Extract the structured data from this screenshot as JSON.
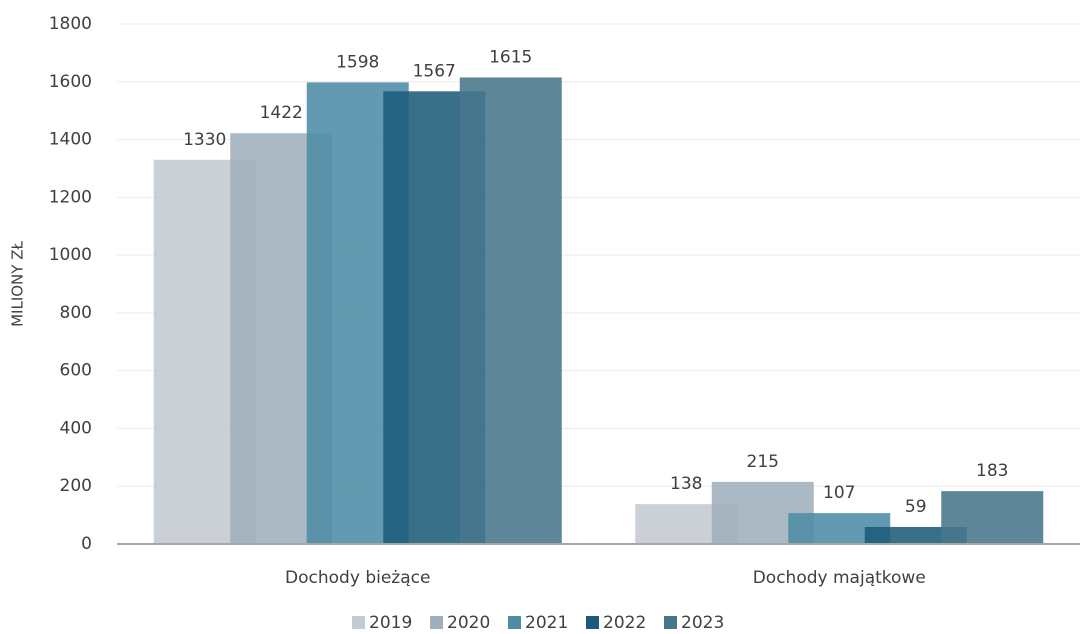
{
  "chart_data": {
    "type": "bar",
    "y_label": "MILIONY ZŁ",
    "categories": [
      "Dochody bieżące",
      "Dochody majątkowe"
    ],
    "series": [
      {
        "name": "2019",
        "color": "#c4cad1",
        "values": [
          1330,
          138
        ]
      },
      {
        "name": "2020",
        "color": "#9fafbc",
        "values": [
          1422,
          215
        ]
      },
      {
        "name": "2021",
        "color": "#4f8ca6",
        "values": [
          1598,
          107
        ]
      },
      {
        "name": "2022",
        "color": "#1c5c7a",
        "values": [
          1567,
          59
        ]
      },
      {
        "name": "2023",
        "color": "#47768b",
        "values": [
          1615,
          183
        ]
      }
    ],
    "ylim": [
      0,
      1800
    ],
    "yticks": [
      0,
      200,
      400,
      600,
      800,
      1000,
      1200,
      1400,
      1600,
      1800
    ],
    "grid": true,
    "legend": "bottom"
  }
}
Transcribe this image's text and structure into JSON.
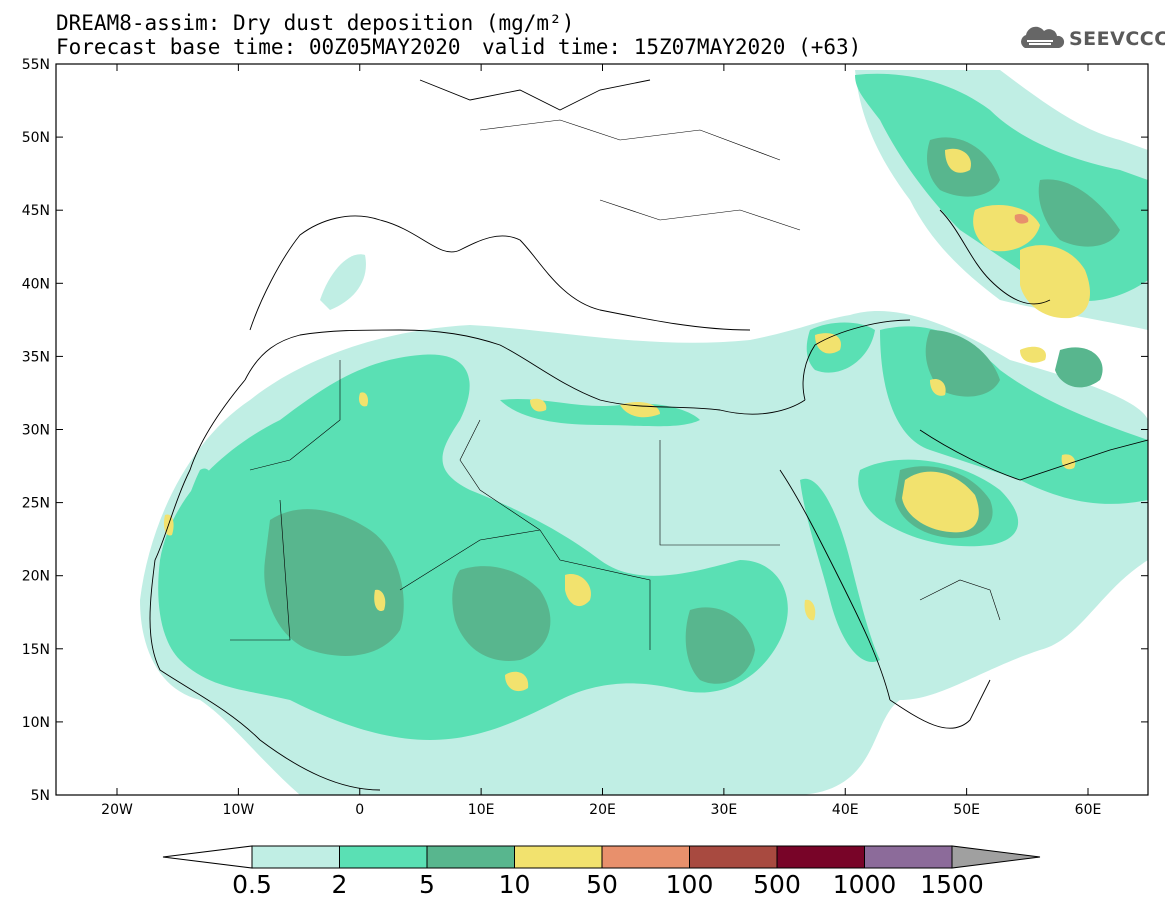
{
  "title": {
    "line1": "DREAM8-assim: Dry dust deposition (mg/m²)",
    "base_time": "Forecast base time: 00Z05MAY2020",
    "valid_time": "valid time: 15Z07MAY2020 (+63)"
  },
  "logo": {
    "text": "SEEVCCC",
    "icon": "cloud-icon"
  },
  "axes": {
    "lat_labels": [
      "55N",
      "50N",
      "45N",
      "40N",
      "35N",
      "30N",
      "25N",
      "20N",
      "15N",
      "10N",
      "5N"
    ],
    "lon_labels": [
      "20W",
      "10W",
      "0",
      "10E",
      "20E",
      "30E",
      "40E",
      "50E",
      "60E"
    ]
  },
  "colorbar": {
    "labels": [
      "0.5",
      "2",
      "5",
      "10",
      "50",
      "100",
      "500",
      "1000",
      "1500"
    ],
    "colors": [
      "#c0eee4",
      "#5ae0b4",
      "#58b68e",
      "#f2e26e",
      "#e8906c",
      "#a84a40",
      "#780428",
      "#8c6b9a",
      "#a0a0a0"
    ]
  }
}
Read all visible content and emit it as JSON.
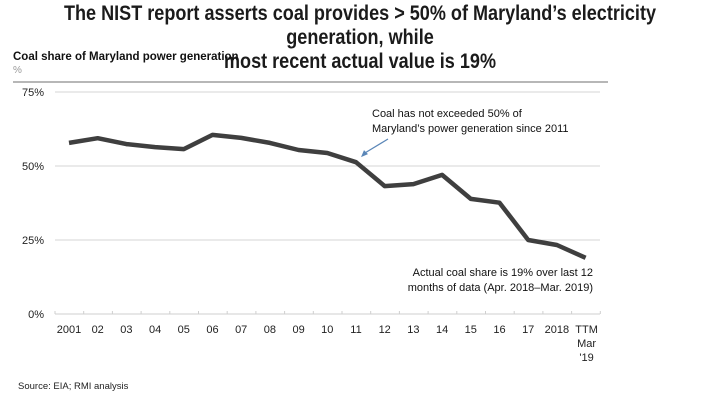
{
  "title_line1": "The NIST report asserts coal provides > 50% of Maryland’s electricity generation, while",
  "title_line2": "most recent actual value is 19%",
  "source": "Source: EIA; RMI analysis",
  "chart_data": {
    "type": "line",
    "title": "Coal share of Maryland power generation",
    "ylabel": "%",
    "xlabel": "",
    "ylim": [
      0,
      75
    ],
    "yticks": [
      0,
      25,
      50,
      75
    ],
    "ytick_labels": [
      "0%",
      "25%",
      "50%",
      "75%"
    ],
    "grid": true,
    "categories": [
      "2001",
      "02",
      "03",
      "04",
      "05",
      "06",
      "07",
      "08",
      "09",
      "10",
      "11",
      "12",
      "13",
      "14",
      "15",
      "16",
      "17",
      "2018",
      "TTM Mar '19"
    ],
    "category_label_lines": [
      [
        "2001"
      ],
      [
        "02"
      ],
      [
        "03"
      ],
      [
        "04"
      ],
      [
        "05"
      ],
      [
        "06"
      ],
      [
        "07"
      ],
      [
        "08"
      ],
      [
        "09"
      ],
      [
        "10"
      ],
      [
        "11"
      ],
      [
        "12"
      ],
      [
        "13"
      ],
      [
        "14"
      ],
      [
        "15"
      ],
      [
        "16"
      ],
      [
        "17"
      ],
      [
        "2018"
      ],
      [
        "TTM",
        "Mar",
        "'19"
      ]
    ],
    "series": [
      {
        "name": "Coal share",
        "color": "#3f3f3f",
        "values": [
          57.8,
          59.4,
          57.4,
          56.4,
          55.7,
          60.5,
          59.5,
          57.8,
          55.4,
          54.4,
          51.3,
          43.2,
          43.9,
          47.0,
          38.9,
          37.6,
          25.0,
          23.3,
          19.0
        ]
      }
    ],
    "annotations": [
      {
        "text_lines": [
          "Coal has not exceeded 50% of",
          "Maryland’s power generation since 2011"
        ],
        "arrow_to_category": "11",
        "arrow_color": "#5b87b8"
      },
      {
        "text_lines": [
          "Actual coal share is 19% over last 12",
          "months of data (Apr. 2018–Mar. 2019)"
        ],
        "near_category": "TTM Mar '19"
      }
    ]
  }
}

Exercise
Omit the pictures and reproduce the listing exactly.

Solution to the problem
Extract the structured data from this screenshot as JSON.
{
  "chart_data": {
    "type": "bar",
    "y_label": "MILIONY ZŁ",
    "categories": [
      "Dochody bieżące",
      "Dochody majątkowe"
    ],
    "series": [
      {
        "name": "2019",
        "color": "#c4cad1",
        "values": [
          1330,
          138
        ]
      },
      {
        "name": "2020",
        "color": "#9fafbc",
        "values": [
          1422,
          215
        ]
      },
      {
        "name": "2021",
        "color": "#4f8ca6",
        "values": [
          1598,
          107
        ]
      },
      {
        "name": "2022",
        "color": "#1c5c7a",
        "values": [
          1567,
          59
        ]
      },
      {
        "name": "2023",
        "color": "#47768b",
        "values": [
          1615,
          183
        ]
      }
    ],
    "ylim": [
      0,
      1800
    ],
    "yticks": [
      0,
      200,
      400,
      600,
      800,
      1000,
      1200,
      1400,
      1600,
      1800
    ],
    "grid": true,
    "legend": "bottom"
  }
}
Transcribe this image's text and structure into JSON.
{
  "title": {
    "line1": "DREAM8-assim: Dry dust deposition (mg/m²)",
    "base_time": "Forecast base time: 00Z05MAY2020",
    "valid_time": "valid time: 15Z07MAY2020 (+63)"
  },
  "logo": {
    "text": "SEEVCCC",
    "icon": "cloud-icon"
  },
  "axes": {
    "lat_labels": [
      "55N",
      "50N",
      "45N",
      "40N",
      "35N",
      "30N",
      "25N",
      "20N",
      "15N",
      "10N",
      "5N"
    ],
    "lon_labels": [
      "20W",
      "10W",
      "0",
      "10E",
      "20E",
      "30E",
      "40E",
      "50E",
      "60E"
    ]
  },
  "colorbar": {
    "labels": [
      "0.5",
      "2",
      "5",
      "10",
      "50",
      "100",
      "500",
      "1000",
      "1500"
    ],
    "colors": [
      "#c0eee4",
      "#5ae0b4",
      "#58b68e",
      "#f2e26e",
      "#e8906c",
      "#a84a40",
      "#780428",
      "#8c6b9a",
      "#a0a0a0"
    ]
  }
}
Read all visible content and emit it as JSON.
{
  "title_line1": "The NIST report asserts coal provides > 50% of Maryland’s electricity generation, while",
  "title_line2": "most recent actual value is 19%",
  "source": "Source: EIA; RMI analysis",
  "chart_data": {
    "type": "line",
    "title": "Coal share of Maryland power generation",
    "ylabel": "%",
    "xlabel": "",
    "ylim": [
      0,
      75
    ],
    "yticks": [
      0,
      25,
      50,
      75
    ],
    "ytick_labels": [
      "0%",
      "25%",
      "50%",
      "75%"
    ],
    "grid": true,
    "categories": [
      "2001",
      "02",
      "03",
      "04",
      "05",
      "06",
      "07",
      "08",
      "09",
      "10",
      "11",
      "12",
      "13",
      "14",
      "15",
      "16",
      "17",
      "2018",
      "TTM Mar '19"
    ],
    "category_label_lines": [
      [
        "2001"
      ],
      [
        "02"
      ],
      [
        "03"
      ],
      [
        "04"
      ],
      [
        "05"
      ],
      [
        "06"
      ],
      [
        "07"
      ],
      [
        "08"
      ],
      [
        "09"
      ],
      [
        "10"
      ],
      [
        "11"
      ],
      [
        "12"
      ],
      [
        "13"
      ],
      [
        "14"
      ],
      [
        "15"
      ],
      [
        "16"
      ],
      [
        "17"
      ],
      [
        "2018"
      ],
      [
        "TTM",
        "Mar",
        "'19"
      ]
    ],
    "series": [
      {
        "name": "Coal share",
        "color": "#3f3f3f",
        "values": [
          57.8,
          59.4,
          57.4,
          56.4,
          55.7,
          60.5,
          59.5,
          57.8,
          55.4,
          54.4,
          51.3,
          43.2,
          43.9,
          47.0,
          38.9,
          37.6,
          25.0,
          23.3,
          19.0
        ]
      }
    ],
    "annotations": [
      {
        "text_lines": [
          "Coal has not exceeded 50% of",
          "Maryland’s power generation since 2011"
        ],
        "arrow_to_category": "11",
        "arrow_color": "#5b87b8"
      },
      {
        "text_lines": [
          "Actual coal share is 19% over last 12",
          "months of data (Apr. 2018–Mar. 2019)"
        ],
        "near_category": "TTM Mar '19"
      }
    ]
  }
}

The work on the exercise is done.